Collected data entries:

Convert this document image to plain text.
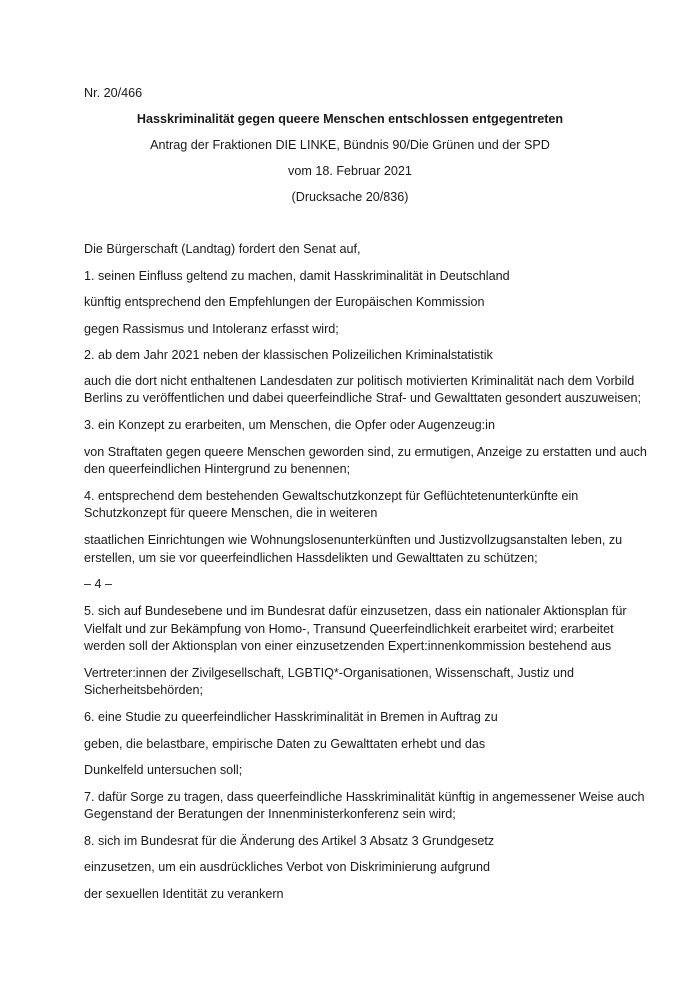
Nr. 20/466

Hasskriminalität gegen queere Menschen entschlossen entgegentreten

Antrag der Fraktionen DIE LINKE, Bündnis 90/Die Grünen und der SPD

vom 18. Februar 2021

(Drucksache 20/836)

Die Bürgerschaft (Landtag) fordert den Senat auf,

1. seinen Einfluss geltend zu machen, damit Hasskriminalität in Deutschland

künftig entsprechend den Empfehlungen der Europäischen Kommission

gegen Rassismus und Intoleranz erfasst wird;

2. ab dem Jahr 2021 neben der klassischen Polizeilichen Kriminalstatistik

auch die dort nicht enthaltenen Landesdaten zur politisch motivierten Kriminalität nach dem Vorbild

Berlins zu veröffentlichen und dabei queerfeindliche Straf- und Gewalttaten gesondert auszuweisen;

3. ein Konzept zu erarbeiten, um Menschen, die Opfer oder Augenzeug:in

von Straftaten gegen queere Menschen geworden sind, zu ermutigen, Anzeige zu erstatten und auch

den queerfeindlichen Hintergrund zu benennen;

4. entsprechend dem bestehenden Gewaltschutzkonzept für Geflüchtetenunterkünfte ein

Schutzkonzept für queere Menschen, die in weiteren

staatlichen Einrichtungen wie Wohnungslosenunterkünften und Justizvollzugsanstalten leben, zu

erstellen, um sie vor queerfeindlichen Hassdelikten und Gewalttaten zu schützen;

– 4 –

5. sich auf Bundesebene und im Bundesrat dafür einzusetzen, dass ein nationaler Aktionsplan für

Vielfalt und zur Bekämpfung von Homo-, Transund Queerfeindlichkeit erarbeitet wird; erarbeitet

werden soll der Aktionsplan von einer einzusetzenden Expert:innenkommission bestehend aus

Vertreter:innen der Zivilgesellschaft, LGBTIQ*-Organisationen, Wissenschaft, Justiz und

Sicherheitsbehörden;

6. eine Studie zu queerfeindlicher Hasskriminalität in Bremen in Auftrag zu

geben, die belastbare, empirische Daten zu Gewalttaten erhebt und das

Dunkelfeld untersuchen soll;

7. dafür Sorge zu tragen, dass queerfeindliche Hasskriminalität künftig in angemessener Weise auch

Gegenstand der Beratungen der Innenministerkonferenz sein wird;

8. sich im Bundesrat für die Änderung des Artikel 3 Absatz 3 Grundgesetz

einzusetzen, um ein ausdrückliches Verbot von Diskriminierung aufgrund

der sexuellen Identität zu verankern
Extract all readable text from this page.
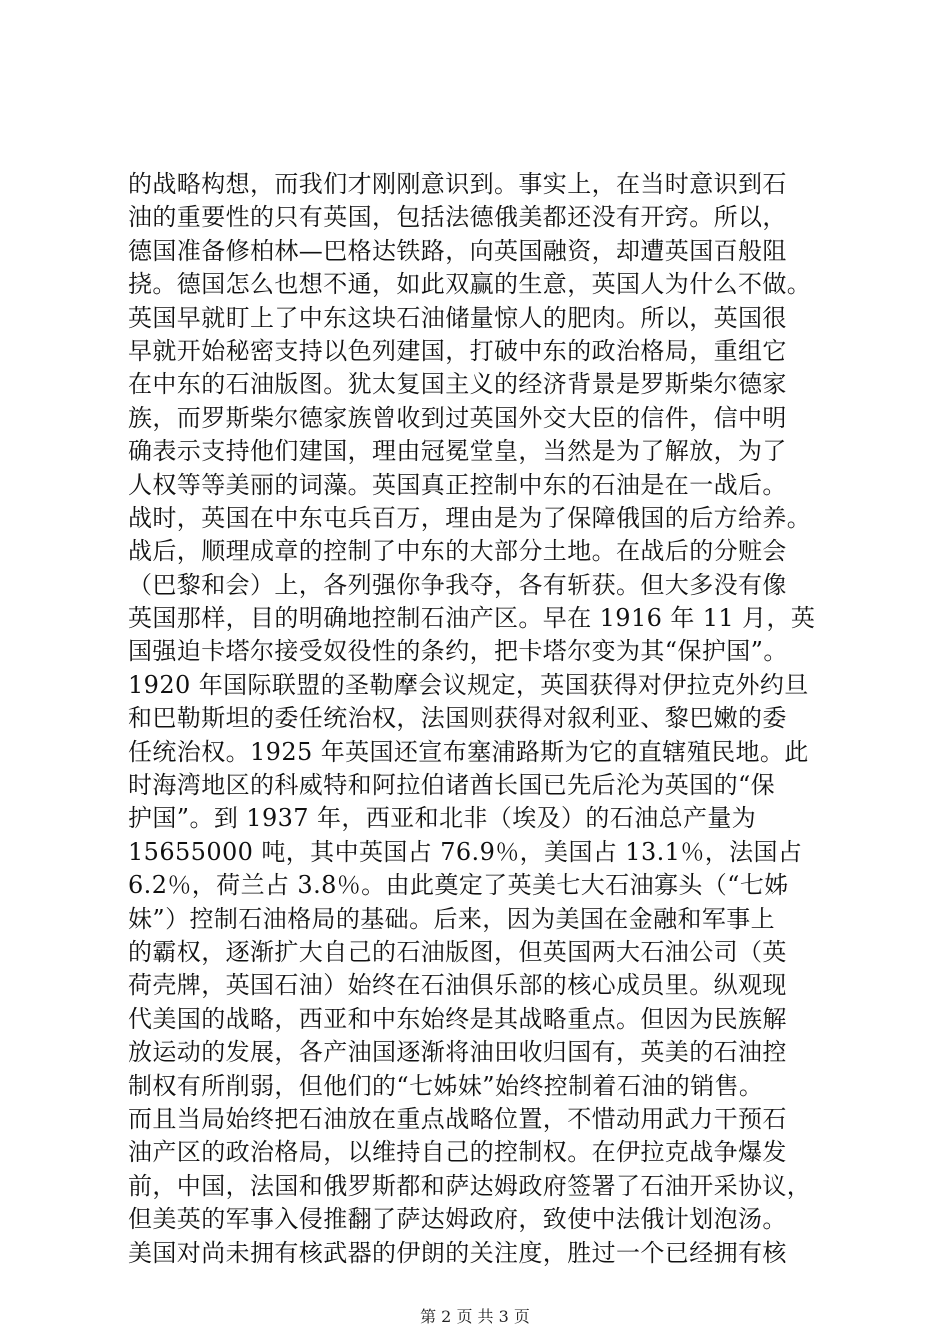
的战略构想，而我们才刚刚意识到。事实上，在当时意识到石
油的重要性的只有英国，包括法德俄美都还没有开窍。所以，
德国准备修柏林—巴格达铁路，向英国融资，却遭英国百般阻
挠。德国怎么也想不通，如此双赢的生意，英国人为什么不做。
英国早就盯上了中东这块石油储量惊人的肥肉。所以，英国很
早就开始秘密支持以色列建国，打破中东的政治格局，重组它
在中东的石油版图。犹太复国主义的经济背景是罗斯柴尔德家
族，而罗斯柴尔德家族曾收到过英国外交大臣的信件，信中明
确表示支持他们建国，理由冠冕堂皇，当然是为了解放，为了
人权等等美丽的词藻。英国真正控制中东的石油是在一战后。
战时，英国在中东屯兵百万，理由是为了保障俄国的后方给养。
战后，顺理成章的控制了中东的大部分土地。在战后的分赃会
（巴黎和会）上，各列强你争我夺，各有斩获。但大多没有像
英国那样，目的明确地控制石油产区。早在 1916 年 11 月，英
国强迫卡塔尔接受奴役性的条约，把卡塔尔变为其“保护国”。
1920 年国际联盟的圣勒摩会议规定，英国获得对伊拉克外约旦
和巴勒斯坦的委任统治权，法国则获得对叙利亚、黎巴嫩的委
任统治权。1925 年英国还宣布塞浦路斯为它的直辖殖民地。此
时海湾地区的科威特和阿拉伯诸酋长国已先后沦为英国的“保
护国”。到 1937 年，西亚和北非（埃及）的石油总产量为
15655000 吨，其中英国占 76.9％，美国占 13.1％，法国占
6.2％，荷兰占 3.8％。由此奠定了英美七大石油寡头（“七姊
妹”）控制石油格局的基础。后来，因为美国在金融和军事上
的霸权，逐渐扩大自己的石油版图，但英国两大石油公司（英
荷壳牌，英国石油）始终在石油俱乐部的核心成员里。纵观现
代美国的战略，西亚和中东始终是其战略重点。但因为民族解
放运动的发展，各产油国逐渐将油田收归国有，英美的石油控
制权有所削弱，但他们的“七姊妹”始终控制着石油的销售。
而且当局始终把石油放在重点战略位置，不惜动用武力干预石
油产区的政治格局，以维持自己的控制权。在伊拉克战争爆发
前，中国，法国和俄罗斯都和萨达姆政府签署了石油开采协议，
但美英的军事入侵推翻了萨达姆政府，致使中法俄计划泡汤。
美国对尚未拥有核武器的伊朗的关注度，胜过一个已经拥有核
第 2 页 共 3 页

Requirement: Repeat all of the data above word for word, minus the pictures.

Task result:
Convert this document image to plain text.
Nr. 20/466

Hasskriminalität gegen queere Menschen entschlossen entgegentreten

Antrag der Fraktionen DIE LINKE, Bündnis 90/Die Grünen und der SPD

vom 18. Februar 2021

(Drucksache 20/836)

Die Bürgerschaft (Landtag) fordert den Senat auf,

1. seinen Einfluss geltend zu machen, damit Hasskriminalität in Deutschland

künftig entsprechend den Empfehlungen der Europäischen Kommission

gegen Rassismus und Intoleranz erfasst wird;

2. ab dem Jahr 2021 neben der klassischen Polizeilichen Kriminalstatistik

auch die dort nicht enthaltenen Landesdaten zur politisch motivierten Kriminalität nach dem Vorbild

Berlins zu veröffentlichen und dabei queerfeindliche Straf- und Gewalttaten gesondert auszuweisen;

3. ein Konzept zu erarbeiten, um Menschen, die Opfer oder Augenzeug:in

von Straftaten gegen queere Menschen geworden sind, zu ermutigen, Anzeige zu erstatten und auch

den queerfeindlichen Hintergrund zu benennen;

4. entsprechend dem bestehenden Gewaltschutzkonzept für Geflüchtetenunterkünfte ein

Schutzkonzept für queere Menschen, die in weiteren

staatlichen Einrichtungen wie Wohnungslosenunterkünften und Justizvollzugsanstalten leben, zu

erstellen, um sie vor queerfeindlichen Hassdelikten und Gewalttaten zu schützen;

– 4 –

5. sich auf Bundesebene und im Bundesrat dafür einzusetzen, dass ein nationaler Aktionsplan für

Vielfalt und zur Bekämpfung von Homo-, Transund Queerfeindlichkeit erarbeitet wird; erarbeitet

werden soll der Aktionsplan von einer einzusetzenden Expert:innenkommission bestehend aus

Vertreter:innen der Zivilgesellschaft, LGBTIQ*-Organisationen, Wissenschaft, Justiz und

Sicherheitsbehörden;

6. eine Studie zu queerfeindlicher Hasskriminalität in Bremen in Auftrag zu

geben, die belastbare, empirische Daten zu Gewalttaten erhebt und das

Dunkelfeld untersuchen soll;

7. dafür Sorge zu tragen, dass queerfeindliche Hasskriminalität künftig in angemessener Weise auch

Gegenstand der Beratungen der Innenministerkonferenz sein wird;

8. sich im Bundesrat für die Änderung des Artikel 3 Absatz 3 Grundgesetz

einzusetzen, um ein ausdrückliches Verbot von Diskriminierung aufgrund

der sexuellen Identität zu verankern
Extract all readable text from this page.
的战略构想，而我们才刚刚意识到。事实上，在当时意识到石
油的重要性的只有英国，包括法德俄美都还没有开窍。所以，
德国准备修柏林—巴格达铁路，向英国融资，却遭英国百般阻
挠。德国怎么也想不通，如此双赢的生意，英国人为什么不做。
英国早就盯上了中东这块石油储量惊人的肥肉。所以，英国很
早就开始秘密支持以色列建国，打破中东的政治格局，重组它
在中东的石油版图。犹太复国主义的经济背景是罗斯柴尔德家
族，而罗斯柴尔德家族曾收到过英国外交大臣的信件，信中明
确表示支持他们建国，理由冠冕堂皇，当然是为了解放，为了
人权等等美丽的词藻。英国真正控制中东的石油是在一战后。
战时，英国在中东屯兵百万，理由是为了保障俄国的后方给养。
战后，顺理成章的控制了中东的大部分土地。在战后的分赃会
（巴黎和会）上，各列强你争我夺，各有斩获。但大多没有像
英国那样，目的明确地控制石油产区。早在 1916 年 11 月，英
国强迫卡塔尔接受奴役性的条约，把卡塔尔变为其“保护国”。
1920 年国际联盟的圣勒摩会议规定，英国获得对伊拉克外约旦
和巴勒斯坦的委任统治权，法国则获得对叙利亚、黎巴嫩的委
任统治权。1925 年英国还宣布塞浦路斯为它的直辖殖民地。此
时海湾地区的科威特和阿拉伯诸酋长国已先后沦为英国的“保
护国”。到 1937 年，西亚和北非（埃及）的石油总产量为
15655000 吨，其中英国占 76.9％，美国占 13.1％，法国占
6.2％，荷兰占 3.8％。由此奠定了英美七大石油寡头（“七姊
妹”）控制石油格局的基础。后来，因为美国在金融和军事上
的霸权，逐渐扩大自己的石油版图，但英国两大石油公司（英
荷壳牌，英国石油）始终在石油俱乐部的核心成员里。纵观现
代美国的战略，西亚和中东始终是其战略重点。但因为民族解
放运动的发展，各产油国逐渐将油田收归国有，英美的石油控
制权有所削弱，但他们的“七姊妹”始终控制着石油的销售。
而且当局始终把石油放在重点战略位置，不惜动用武力干预石
油产区的政治格局，以维持自己的控制权。在伊拉克战争爆发
前，中国，法国和俄罗斯都和萨达姆政府签署了石油开采协议，
但美英的军事入侵推翻了萨达姆政府，致使中法俄计划泡汤。
美国对尚未拥有核武器的伊朗的关注度，胜过一个已经拥有核
第 2 页 共 3 页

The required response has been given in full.